What this task involves ::
The answer must be every line from the entries below that contains "ylabel".

[Excerpts from a figure dataset]

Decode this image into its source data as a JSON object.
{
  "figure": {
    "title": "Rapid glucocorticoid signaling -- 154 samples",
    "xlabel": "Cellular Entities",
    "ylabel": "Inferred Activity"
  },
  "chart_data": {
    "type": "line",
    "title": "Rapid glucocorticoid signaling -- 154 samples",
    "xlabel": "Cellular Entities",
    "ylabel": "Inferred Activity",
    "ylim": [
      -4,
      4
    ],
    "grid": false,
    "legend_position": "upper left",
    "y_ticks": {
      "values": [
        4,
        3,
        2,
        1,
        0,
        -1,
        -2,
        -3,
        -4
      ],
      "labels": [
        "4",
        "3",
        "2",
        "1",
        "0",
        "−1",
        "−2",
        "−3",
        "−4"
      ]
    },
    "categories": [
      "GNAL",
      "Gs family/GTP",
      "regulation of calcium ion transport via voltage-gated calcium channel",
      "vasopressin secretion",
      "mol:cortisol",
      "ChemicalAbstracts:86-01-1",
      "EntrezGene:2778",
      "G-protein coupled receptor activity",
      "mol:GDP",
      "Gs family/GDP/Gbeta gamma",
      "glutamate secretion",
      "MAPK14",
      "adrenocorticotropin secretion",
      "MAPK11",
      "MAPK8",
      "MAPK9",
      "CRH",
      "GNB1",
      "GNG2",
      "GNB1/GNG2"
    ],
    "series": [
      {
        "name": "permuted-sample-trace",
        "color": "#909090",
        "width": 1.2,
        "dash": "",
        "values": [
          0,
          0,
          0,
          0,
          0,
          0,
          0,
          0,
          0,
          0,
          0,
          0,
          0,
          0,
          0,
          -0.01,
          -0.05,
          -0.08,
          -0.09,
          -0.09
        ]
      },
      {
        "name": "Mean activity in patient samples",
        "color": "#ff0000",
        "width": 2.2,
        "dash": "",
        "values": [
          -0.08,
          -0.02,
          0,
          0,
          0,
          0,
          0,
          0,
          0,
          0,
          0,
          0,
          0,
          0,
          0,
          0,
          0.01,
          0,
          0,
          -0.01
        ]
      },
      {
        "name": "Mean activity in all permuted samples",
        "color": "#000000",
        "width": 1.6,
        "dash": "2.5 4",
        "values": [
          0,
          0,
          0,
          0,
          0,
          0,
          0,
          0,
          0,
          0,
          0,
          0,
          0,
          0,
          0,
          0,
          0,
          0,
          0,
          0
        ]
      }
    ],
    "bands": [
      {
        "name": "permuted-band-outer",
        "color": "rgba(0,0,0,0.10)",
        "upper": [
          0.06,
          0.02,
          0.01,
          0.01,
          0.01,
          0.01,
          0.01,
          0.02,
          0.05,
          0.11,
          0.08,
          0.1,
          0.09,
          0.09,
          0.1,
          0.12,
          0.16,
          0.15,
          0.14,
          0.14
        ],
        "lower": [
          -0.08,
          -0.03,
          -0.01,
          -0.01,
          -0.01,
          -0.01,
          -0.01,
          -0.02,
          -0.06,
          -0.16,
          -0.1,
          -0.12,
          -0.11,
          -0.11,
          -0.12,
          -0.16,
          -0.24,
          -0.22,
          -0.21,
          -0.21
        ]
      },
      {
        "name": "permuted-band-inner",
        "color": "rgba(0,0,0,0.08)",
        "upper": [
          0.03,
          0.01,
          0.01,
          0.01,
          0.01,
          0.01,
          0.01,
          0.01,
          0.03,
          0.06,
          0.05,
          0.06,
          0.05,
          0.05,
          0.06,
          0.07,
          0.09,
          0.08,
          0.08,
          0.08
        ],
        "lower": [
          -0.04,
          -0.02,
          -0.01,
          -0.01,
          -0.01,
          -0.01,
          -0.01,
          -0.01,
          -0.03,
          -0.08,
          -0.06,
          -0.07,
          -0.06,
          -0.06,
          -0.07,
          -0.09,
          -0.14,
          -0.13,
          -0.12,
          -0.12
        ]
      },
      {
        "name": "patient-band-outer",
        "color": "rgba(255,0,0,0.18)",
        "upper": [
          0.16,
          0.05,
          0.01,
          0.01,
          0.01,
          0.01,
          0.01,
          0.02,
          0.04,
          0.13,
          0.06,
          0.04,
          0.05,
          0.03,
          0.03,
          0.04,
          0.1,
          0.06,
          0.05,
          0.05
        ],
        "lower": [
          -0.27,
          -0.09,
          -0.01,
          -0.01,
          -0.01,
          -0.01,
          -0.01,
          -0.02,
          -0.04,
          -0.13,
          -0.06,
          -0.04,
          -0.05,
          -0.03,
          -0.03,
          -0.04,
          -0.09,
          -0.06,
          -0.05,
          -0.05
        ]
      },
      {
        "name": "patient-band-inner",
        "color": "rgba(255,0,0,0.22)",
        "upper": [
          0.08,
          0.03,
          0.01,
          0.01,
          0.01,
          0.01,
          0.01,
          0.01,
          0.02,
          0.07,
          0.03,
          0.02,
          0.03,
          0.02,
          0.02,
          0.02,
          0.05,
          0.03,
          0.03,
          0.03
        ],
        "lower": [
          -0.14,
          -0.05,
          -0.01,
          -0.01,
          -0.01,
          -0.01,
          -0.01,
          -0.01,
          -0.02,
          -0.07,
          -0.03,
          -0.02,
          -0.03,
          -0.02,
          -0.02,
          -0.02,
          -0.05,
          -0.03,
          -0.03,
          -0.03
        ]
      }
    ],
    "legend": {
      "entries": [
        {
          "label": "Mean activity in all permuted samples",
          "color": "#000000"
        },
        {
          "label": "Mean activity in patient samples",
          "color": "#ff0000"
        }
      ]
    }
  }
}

Result of the exercise ::
    "ylabel": "Inferred Activity"
    "ylabel": "Inferred Activity",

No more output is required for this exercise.